**TO DO:** Below is a block of records; return all of them exactly, but without the images.

===== DATASET ROWS =====

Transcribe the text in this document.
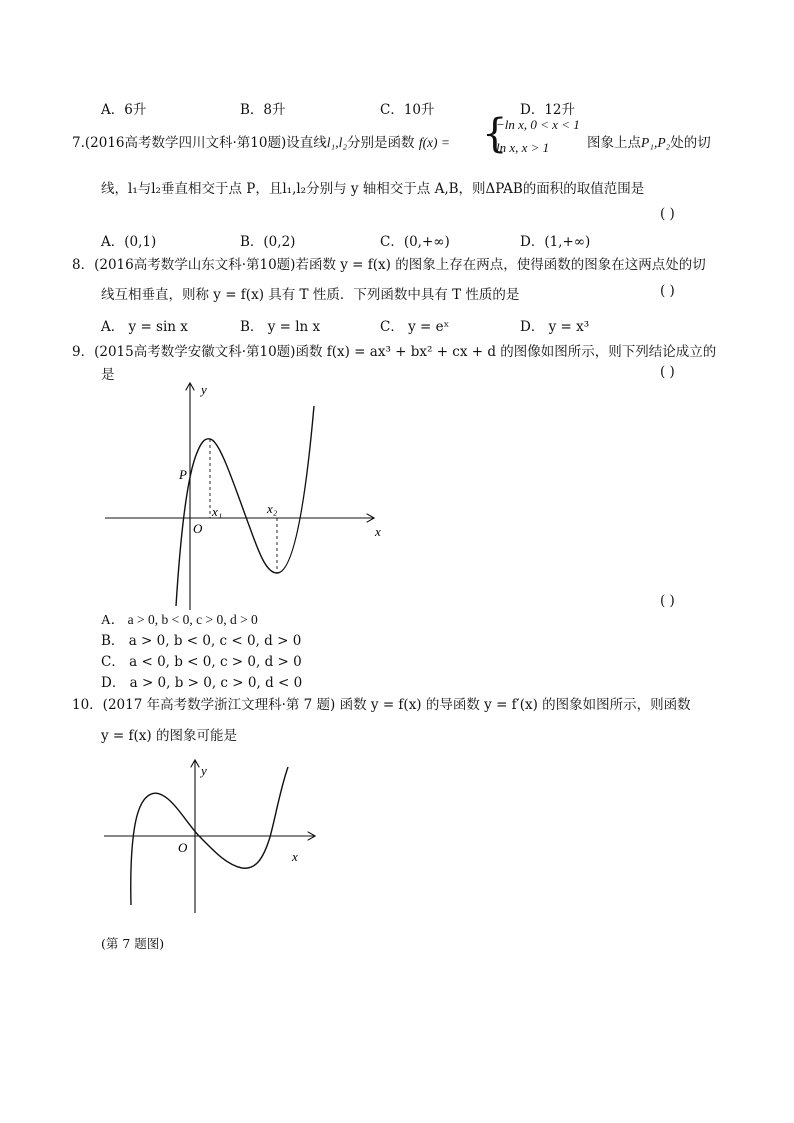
A．6升	B．8升	C．10升	D．12升
7.(2016高考数学四川文科·第10题)设直线l₁,l₂分别是函数 f(x) = {
−ln x, 0 < x < 1
ln x, x > 1	图象上点P₁,P₂处的切
线，l₁与l₂垂直相交于点 P，且l₁,l₂分别与 y 轴相交于点 A,B，则ΔPAB的面积的取值范围是
( )
A．(0,1)	B．(0,2)	C．(0,+∞)	D．(1,+∞)
8．(2016高考数学山东文科·第10题)若函数 y = f(x) 的图象上存在两点，使得函数的图象在这两点处的切
线互相垂直，则称 y = f(x) 具有 T 性质．下列函数中具有 T 性质的是	( )
A． y = sin x	B． y = ln x	C． y = eˣ	D． y = x³
9．(2015高考数学安徽文科·第10题)函数 f(x) = ax³ + bx² + cx + d 的图像如图所示，则下列结论成立的
是	( )
y
x
O
P
x₁	x₂
( )
A． a > 0, b < 0, c > 0, d > 0
B． a > 0, b < 0, c < 0, d > 0
C． a < 0, b < 0, c > 0, d > 0
D． a > 0, b > 0, c > 0, d < 0
10．(2017 年高考数学浙江文理科·第 7 题) 函数 y = f(x) 的导函数 y = f′(x) 的图象如图所示，则函数
y = f(x) 的图象可能是
y
x
O
(第 7 题图)
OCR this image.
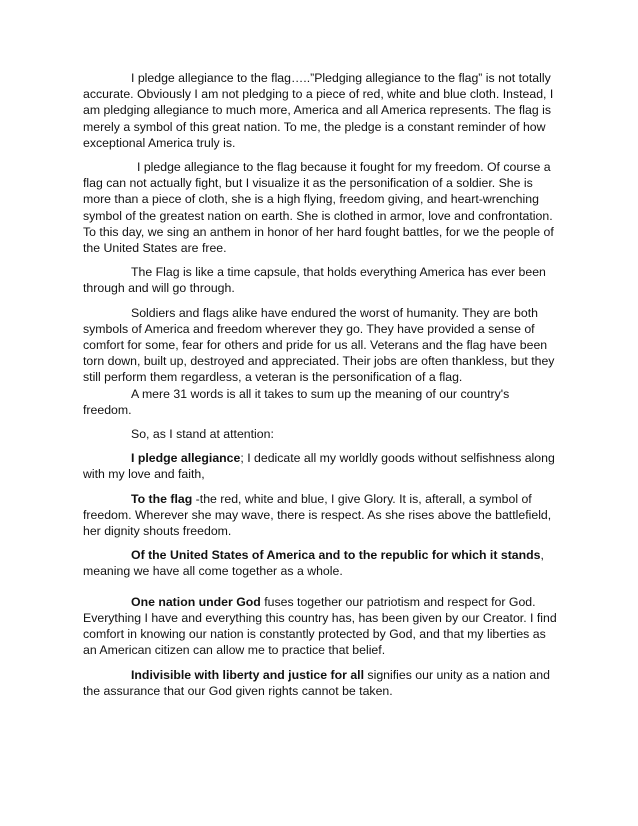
I pledge allegiance to the flag…..”Pledging allegiance to the flag” is not totally accurate. Obviously I am not pledging to a piece of red, white and blue cloth. Instead, I am pledging allegiance to much more, America and all America represents. The flag is merely a symbol of this great nation. To me, the pledge is a constant reminder of how exceptional America truly is.

I pledge allegiance to the flag because it fought for my freedom. Of course a flag can not actually fight, but I visualize it as the personification of a soldier. She is more than a piece of cloth, she is a high flying, freedom giving, and heart-wrenching symbol of the greatest nation on earth. She is clothed in armor, love and confrontation. To this day, we sing an anthem in honor of her hard fought battles, for we the people of the United States are free.

The Flag is like a time capsule, that holds everything America has ever been through and will go through.

Soldiers and flags alike have endured the worst of humanity. They are both symbols of America and freedom wherever they go. They have provided a sense of comfort for some, fear for others and pride for us all. Veterans and the flag have been torn down, built up, destroyed and appreciated. Their jobs are often thankless, but they still perform them regardless, a veteran is the personification of a flag.

A mere 31 words is all it takes to sum up the meaning of our country's freedom.

So, as I stand at attention:

I pledge allegiance; I dedicate all my worldly goods without selfishness along with my love and faith,

To the flag -the red, white and blue, I give Glory. It is, afterall, a symbol of freedom. Wherever she may wave, there is respect. As she rises above the battlefield, her dignity shouts freedom.

Of the United States of America and to the republic for which it stands, meaning we have all come together as a whole.

One nation under God fuses together our patriotism and respect for God. Everything I have and everything this country has, has been given by our Creator. I find comfort in knowing our nation is constantly protected by God, and that my liberties as an American citizen can allow me to practice that belief.

Indivisible with liberty and justice for all signifies our unity as a nation and the assurance that our God given rights cannot be taken.
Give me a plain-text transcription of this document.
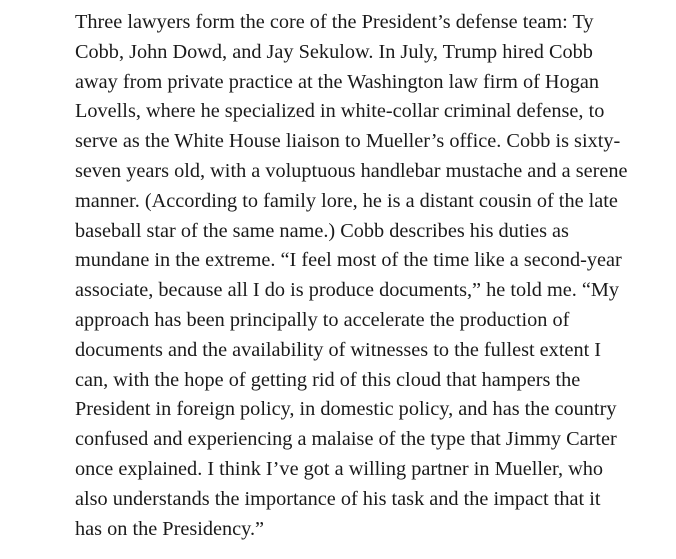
Three lawyers form the core of the President’s defense team: Ty
Cobb, John Dowd, and Jay Sekulow. In July, Trump hired Cobb
away from private practice at the Washington law firm of Hogan
Lovells, where he specialized in white-collar criminal defense, to
serve as the White House liaison to Mueller’s office. Cobb is sixty-
seven years old, with a voluptuous handlebar mustache and a serene
manner. (According to family lore, he is a distant cousin of the late
baseball star of the same name.) Cobb describes his duties as
mundane in the extreme. “I feel most of the time like a second-year
associate, because all I do is produce documents,” he told me. “My
approach has been principally to accelerate the production of
documents and the availability of witnesses to the fullest extent I
can, with the hope of getting rid of this cloud that hampers the
President in foreign policy, in domestic policy, and has the country
confused and experiencing a malaise of the type that Jimmy Carter
once explained. I think I’ve got a willing partner in Mueller, who
also understands the importance of his task and the impact that it
has on the Presidency.”
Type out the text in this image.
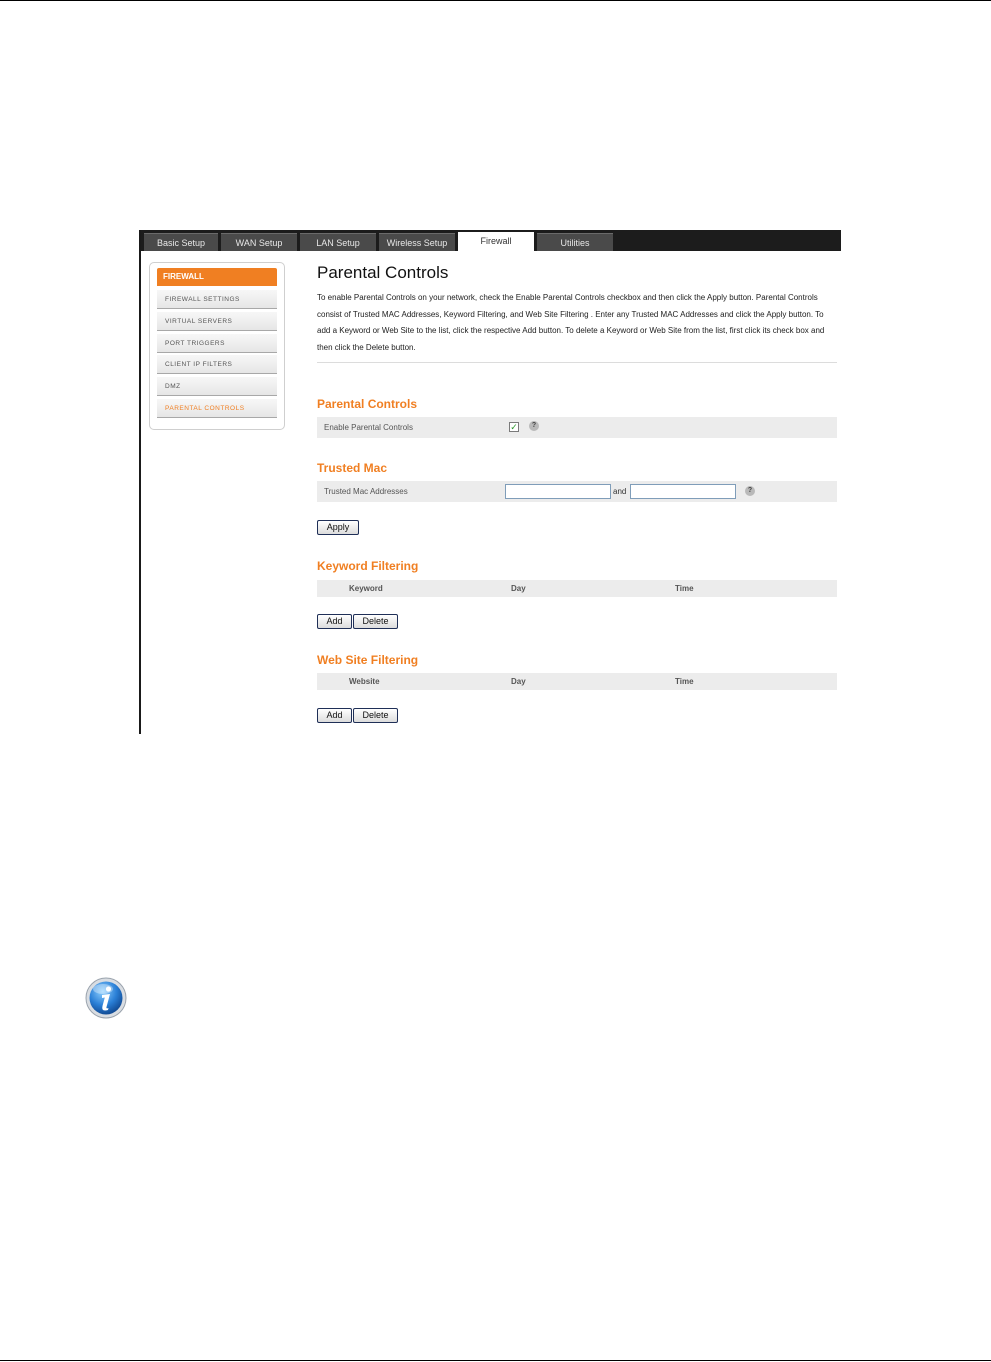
Basic Setup	WAN Setup	LAN Setup	Wireless Setup	Firewall	Utilities
FIREWALL
FIREWALL SETTINGS
VIRTUAL SERVERS
PORT TRIGGERS
CLIENT IP FILTERS
DMZ
PARENTAL CONTROLS
Parental Controls
To enable Parental Controls on your network, check the Enable Parental Controls checkbox and then click the Apply button. Parental Controls consist of Trusted MAC Addresses, Keyword Filtering, and Web Site Filtering . Enter any Trusted MAC Addresses and click the Apply button. To add a Keyword or Web Site to the list, click the respective Add button. To delete a Keyword or Web Site from the list, first click its check box and then click the Delete button.
Parental Controls
Enable Parental Controls	✓	?
Trusted Mac
Trusted Mac Addresses	and	?
Apply
Keyword Filtering
Keyword	Day	Time
Add	Delete
Web Site Filtering
Website	Day	Time
Add	Delete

=====

**EXERCISE RESULT:**
Transcribe the text in this document.
A．6升	B．8升	C．10升	D．12升
7.(2016高考数学四川文科·第10题)设直线l₁,l₂分别是函数 f(x) = {
−ln x, 0 < x < 1
ln x, x > 1	图象上点P₁,P₂处的切
线，l₁与l₂垂直相交于点 P，且l₁,l₂分别与 y 轴相交于点 A,B，则ΔPAB的面积的取值范围是
( )
A．(0,1)	B．(0,2)	C．(0,+∞)	D．(1,+∞)
8．(2016高考数学山东文科·第10题)若函数 y = f(x) 的图象上存在两点，使得函数的图象在这两点处的切
线互相垂直，则称 y = f(x) 具有 T 性质．下列函数中具有 T 性质的是	( )
A． y = sin x	B． y = ln x	C． y = eˣ	D． y = x³
9．(2015高考数学安徽文科·第10题)函数 f(x) = ax³ + bx² + cx + d 的图像如图所示，则下列结论成立的
是	( )
y
x
O
P
x₁	x₂
( )
A． a > 0, b < 0, c > 0, d > 0
B． a > 0, b < 0, c < 0, d > 0
C． a < 0, b < 0, c > 0, d > 0
D． a > 0, b > 0, c > 0, d < 0
10．(2017 年高考数学浙江文理科·第 7 题) 函数 y = f(x) 的导函数 y = f′(x) 的图象如图所示，则函数
y = f(x) 的图象可能是
y
x
O
(第 7 题图)
OCR this image.
I pledge allegiance to the flag…..”Pledging allegiance to the flag” is not totally accurate. Obviously I am not pledging to a piece of red, white and blue cloth. Instead, I am pledging allegiance to much more, America and all America represents. The flag is merely a symbol of this great nation. To me, the pledge is a constant reminder of how exceptional America truly is.

I pledge allegiance to the flag because it fought for my freedom. Of course a flag can not actually fight, but I visualize it as the personification of a soldier. She is more than a piece of cloth, she is a high flying, freedom giving, and heart-wrenching symbol of the greatest nation on earth. She is clothed in armor, love and confrontation. To this day, we sing an anthem in honor of her hard fought battles, for we the people of the United States are free.

The Flag is like a time capsule, that holds everything America has ever been through and will go through.

Soldiers and flags alike have endured the worst of humanity. They are both symbols of America and freedom wherever they go. They have provided a sense of comfort for some, fear for others and pride for us all. Veterans and the flag have been torn down, built up, destroyed and appreciated. Their jobs are often thankless, but they still perform them regardless, a veteran is the personification of a flag.

A mere 31 words is all it takes to sum up the meaning of our country's freedom.

So, as I stand at attention:

I pledge allegiance; I dedicate all my worldly goods without selfishness along with my love and faith,

To the flag -the red, white and blue, I give Glory. It is, afterall, a symbol of freedom. Wherever she may wave, there is respect. As she rises above the battlefield, her dignity shouts freedom.

Of the United States of America and to the republic for which it stands, meaning we have all come together as a whole.

One nation under God fuses together our patriotism and respect for God. Everything I have and everything this country has, has been given by our Creator. I find comfort in knowing our nation is constantly protected by God, and that my liberties as an American citizen can allow me to practice that belief.

Indivisible with liberty and justice for all signifies our unity as a nation and the assurance that our God given rights cannot be taken.
Give me a plain-text transcription of this document.
Three lawyers form the core of the President’s defense team: Ty
Cobb, John Dowd, and Jay Sekulow. In July, Trump hired Cobb
away from private practice at the Washington law firm of Hogan
Lovells, where he specialized in white-collar criminal defense, to
serve as the White House liaison to Mueller’s office. Cobb is sixty-
seven years old, with a voluptuous handlebar mustache and a serene
manner. (According to family lore, he is a distant cousin of the late
baseball star of the same name.) Cobb describes his duties as
mundane in the extreme. “I feel most of the time like a second-year
associate, because all I do is produce documents,” he told me. “My
approach has been principally to accelerate the production of
documents and the availability of witnesses to the fullest extent I
can, with the hope of getting rid of this cloud that hampers the
President in foreign policy, in domestic policy, and has the country
confused and experiencing a malaise of the type that Jimmy Carter
once explained. I think I’ve got a willing partner in Mueller, who
also understands the importance of his task and the impact that it
has on the Presidency.”
Type out the text in this image.
Basic Setup	WAN Setup	LAN Setup	Wireless Setup	Firewall	Utilities
FIREWALL
FIREWALL SETTINGS
VIRTUAL SERVERS
PORT TRIGGERS
CLIENT IP FILTERS
DMZ
PARENTAL CONTROLS
Parental Controls
To enable Parental Controls on your network, check the Enable Parental Controls checkbox and then click the Apply button. Parental Controls consist of Trusted MAC Addresses, Keyword Filtering, and Web Site Filtering . Enter any Trusted MAC Addresses and click the Apply button. To add a Keyword or Web Site to the list, click the respective Add button. To delete a Keyword or Web Site from the list, first click its check box and then click the Delete button.
Parental Controls
Enable Parental Controls	✓	?
Trusted Mac
Trusted Mac Addresses	and	?
Apply
Keyword Filtering
Keyword	Day	Time
Add	Delete
Web Site Filtering
Website	Day	Time
Add	Delete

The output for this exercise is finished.